**Given text**:
---------------

Alternatively, the instruction receiving part 113 and the control part may also be communicatively connected by a remote control technology. For example, the instruction receiving part 113 is a remote control, and the control part is a remote control receiver adapted to the remote control. The wireless communication network is not limited to Wifi, Bluetooth, or ZigBee, which may also be 2G/3G/4G/5G network. In this case, the control part is the wireless mobile communication module.
Specifically, the first electrical connector 116 is a first contact pin or a first pogo pin, the second electrical connector 123 is a second contact pin or a second pogo pin, the instruction receiving part 113 is a button board, and the control part is a circuit board. When the user operation module 11 is mounted on the front infrared module 12, a communicative connection is kept between the button board and the circuit board through physical contact when the first contact pin and the second contact pin are in contact with each other. When the user operation module 11 is detached, the circuit board can be remotely controlled by the button board through wireless protocols such as WIFI, Bluetooth, or ZigBee, and the user operation module 11 can be placed at any position that the user wants, to facilitate operation of the user.
When the user operation module 11 and the front infrared module 12 are communicatively connected via wire, specifically, the instruction receiving assembly includes an instruction receiving part 113 and a first electrical connector 116. The instruction receiving part 113 is used to receive and transmit a user operation instruction, and the first electrical connector 116 is communicatively connected to the instruction receiving part 113. Correspondingly, the front infrared module 12 includes a control part and a second electrical connector 123, the control part is used to receive the user operation instruction transmitted by the instruction receiving part 113, and the second electrical connector 123 is communicatively connected to the control part. Herein, the second electrical connector 123 is connected to the first electrical connector 116 through a foldable wire, so that in both cases that the user operation module 11 is mounted on or detached from the front infrared module 12, the instruction receiving part 113 and the control part are communicatively connected via wire.
It should be noted that when using the foldable wire for connection, a wiring trough may be provided on the front infrared module 12 to accommodate the folded wire.
Specifically, the first electrical connector 116 is a first contact pin or a first pogo pin, the second electrical connector 123 is a second contact pin or a second pogo pin, the instruction receiving part 113 is a button board, and the control part is a circuit board. When the user operation module 11 is mounted on the front infrared module 12, the first contact pin and the second contact pin are connected through the wire (in a folded state), and the button board and the circuit board are communicatively connected to each other. When the user operation module 11 is detached, the communication connection between the button board and the circuit board may be realized by the first contact pin and the second contact pin through the wire (in a unfolded state), and the user operation module 11 can be placed at any positions that the user wants to place, making it convenient for use.

---------------

**Task requirements**:
**1)** Rewrite the passage on the user operation module from "Alternatively, the instruction" up to and including "mobile communication module.", replacing "remote control receiver" with "infrared signal receiver".
**2)** Answer these questions from the passage on the user operation module:
(a) Besides Wifi, Bluetooth, or ZigBee, what kind of network may the wireless communication network also be?
(b) What may be provided on the front infrared module 12 to hold the folded wire?
(c) In the specific arrangement described, what is the control part?

**Recorded data**:
---------------

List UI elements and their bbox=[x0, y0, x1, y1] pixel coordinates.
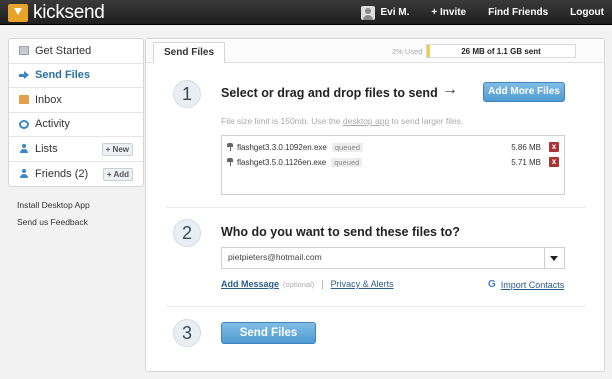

---------------

**Results by task**:
**1)**
Alternatively, the instruction receiving part 113 and the control part may also be communicatively connected by a remote control technology. For example, the instruction receiving part 113 is a remote control, and the control part is a infrared signal receiver adapted to the remote control. The wireless communication network is not limited to Wifi, Bluetooth, or ZigBee, which may also be 2G/3G/4G/5G network. In this case, the control part is the wireless mobile communication module.

**2)**
(a) A 2G/3G/4G/5G network.
(b) A wiring trough.
(c) A circuit board.